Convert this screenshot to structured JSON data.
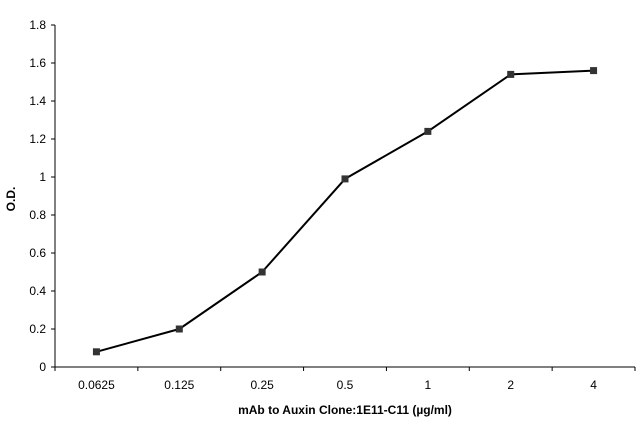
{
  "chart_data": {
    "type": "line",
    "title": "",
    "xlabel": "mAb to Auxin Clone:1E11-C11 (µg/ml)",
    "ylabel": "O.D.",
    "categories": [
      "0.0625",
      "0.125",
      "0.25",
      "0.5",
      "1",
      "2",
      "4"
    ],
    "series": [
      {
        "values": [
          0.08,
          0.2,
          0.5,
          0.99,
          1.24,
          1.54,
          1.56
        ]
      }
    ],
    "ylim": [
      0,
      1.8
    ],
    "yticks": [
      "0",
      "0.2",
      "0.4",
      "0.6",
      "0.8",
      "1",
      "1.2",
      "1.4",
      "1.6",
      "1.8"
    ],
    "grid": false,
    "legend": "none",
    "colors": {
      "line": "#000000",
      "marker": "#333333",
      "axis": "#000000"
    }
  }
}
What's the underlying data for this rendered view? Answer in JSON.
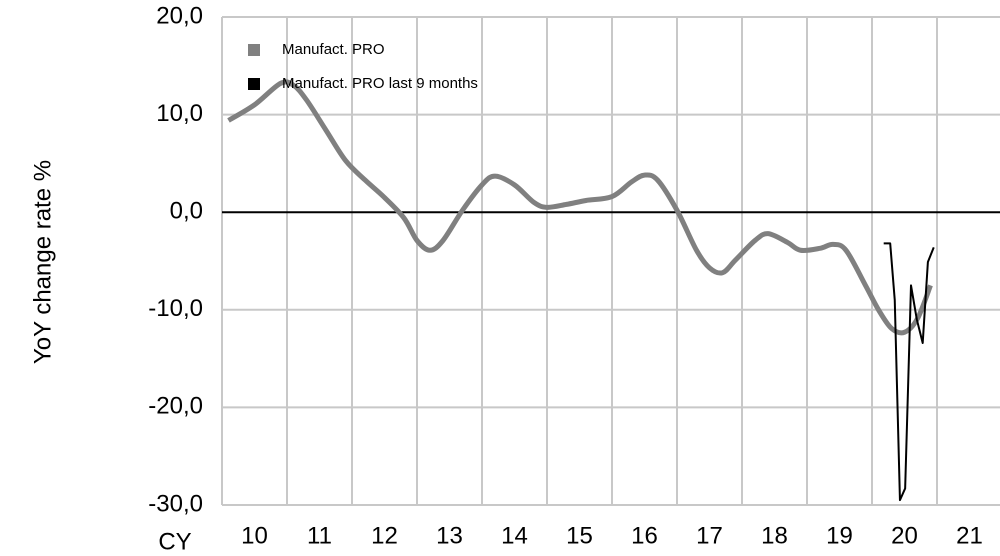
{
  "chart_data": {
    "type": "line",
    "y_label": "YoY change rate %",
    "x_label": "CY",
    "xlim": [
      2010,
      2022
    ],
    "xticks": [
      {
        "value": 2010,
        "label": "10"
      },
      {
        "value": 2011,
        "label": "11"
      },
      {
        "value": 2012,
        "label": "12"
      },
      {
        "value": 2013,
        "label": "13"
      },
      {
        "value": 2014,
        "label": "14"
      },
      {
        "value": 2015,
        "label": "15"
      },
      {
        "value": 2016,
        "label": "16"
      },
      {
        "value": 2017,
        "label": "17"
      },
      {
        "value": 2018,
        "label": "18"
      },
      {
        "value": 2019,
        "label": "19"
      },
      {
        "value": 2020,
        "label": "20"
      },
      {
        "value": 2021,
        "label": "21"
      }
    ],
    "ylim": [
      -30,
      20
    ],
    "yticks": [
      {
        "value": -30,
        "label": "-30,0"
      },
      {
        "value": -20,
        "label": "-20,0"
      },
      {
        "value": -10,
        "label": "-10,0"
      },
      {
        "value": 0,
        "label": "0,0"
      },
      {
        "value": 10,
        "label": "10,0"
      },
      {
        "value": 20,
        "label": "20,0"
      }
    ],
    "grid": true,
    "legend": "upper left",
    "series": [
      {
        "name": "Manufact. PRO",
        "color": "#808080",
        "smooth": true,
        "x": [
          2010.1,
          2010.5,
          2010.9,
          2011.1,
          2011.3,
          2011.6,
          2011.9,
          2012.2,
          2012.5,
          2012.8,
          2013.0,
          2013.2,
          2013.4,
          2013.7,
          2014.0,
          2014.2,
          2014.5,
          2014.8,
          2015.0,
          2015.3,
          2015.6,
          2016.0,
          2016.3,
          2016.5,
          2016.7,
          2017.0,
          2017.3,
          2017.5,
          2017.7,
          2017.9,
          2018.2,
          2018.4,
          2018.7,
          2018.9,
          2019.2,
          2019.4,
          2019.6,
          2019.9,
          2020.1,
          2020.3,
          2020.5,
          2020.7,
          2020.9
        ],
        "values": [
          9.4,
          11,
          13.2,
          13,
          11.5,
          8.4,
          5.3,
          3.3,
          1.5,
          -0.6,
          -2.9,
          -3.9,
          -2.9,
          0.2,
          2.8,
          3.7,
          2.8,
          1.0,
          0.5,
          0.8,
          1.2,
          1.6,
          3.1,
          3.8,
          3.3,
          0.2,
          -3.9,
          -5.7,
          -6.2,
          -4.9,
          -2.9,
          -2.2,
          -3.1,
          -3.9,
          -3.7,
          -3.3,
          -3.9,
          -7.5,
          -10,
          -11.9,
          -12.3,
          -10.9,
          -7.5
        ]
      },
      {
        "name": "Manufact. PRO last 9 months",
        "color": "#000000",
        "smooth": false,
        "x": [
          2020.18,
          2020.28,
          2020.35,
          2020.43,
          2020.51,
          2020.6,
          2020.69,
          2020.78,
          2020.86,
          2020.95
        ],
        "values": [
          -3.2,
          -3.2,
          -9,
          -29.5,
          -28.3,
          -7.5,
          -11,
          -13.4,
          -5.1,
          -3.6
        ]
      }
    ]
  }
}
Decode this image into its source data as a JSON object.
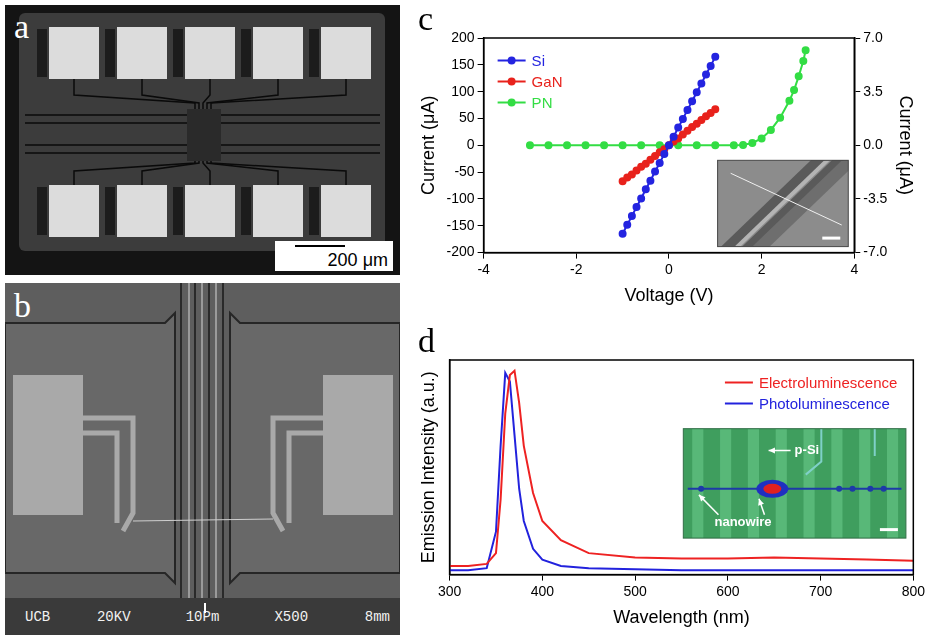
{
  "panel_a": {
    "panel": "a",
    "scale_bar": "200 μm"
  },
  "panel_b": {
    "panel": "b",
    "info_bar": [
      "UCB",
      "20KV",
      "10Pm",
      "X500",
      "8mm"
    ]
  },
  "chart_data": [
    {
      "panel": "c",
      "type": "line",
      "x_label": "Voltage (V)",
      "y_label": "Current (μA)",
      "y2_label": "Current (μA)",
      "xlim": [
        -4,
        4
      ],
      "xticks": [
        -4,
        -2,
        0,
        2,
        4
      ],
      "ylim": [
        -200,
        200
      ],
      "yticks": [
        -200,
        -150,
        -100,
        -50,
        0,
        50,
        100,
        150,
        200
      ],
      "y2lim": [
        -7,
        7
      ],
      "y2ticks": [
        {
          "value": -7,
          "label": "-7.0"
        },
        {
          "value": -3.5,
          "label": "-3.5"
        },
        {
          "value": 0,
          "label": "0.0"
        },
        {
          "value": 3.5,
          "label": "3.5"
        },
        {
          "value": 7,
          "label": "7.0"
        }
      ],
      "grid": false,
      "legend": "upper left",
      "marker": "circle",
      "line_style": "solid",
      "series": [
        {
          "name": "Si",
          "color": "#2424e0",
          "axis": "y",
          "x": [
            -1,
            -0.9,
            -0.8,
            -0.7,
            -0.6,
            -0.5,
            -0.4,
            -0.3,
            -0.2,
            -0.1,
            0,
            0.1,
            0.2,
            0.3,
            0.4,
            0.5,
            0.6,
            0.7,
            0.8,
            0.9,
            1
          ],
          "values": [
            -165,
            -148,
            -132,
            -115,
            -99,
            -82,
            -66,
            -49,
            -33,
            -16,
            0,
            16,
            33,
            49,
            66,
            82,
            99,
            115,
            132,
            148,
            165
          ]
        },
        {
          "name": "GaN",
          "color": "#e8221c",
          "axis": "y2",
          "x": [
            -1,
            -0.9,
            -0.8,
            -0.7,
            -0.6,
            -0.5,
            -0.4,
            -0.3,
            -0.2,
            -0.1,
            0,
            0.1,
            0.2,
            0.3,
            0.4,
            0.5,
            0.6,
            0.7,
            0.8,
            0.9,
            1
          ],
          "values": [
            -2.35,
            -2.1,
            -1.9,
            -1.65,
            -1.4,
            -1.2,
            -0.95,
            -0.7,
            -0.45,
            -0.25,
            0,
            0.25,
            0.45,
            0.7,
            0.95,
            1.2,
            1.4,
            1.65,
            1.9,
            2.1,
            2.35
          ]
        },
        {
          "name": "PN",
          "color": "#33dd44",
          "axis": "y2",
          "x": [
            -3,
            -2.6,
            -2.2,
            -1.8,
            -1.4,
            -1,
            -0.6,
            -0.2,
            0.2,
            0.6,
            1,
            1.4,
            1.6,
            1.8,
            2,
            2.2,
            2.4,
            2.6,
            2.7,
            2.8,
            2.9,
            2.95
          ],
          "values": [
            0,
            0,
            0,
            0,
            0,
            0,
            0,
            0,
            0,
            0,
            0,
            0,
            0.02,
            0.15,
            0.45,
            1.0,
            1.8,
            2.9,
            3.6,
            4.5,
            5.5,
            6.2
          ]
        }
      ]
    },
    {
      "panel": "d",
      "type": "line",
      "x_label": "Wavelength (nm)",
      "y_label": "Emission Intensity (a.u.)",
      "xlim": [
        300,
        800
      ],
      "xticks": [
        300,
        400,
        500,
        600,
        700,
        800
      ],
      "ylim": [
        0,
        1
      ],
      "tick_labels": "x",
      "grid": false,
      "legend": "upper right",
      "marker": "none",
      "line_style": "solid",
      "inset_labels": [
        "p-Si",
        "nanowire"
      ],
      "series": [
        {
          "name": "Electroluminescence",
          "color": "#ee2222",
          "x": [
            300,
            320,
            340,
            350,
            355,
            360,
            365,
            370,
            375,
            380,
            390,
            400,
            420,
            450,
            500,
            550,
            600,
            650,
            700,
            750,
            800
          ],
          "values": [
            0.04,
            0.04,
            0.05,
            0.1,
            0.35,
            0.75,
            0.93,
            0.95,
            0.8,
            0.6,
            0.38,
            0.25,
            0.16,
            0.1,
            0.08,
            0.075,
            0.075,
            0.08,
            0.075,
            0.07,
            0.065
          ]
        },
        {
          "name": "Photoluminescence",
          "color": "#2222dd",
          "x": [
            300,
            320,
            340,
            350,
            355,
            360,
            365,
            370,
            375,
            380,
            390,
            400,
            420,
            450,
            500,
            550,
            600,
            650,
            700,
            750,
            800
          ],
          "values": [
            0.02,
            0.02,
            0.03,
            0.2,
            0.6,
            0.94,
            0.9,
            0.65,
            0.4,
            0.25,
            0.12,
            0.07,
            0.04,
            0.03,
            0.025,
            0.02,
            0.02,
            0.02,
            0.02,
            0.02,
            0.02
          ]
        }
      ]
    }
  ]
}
════════════════
All lines above with "false" in them should be returned.

    "grid": false,
        "smooth": false,
      "grid": false,
      "grid": false,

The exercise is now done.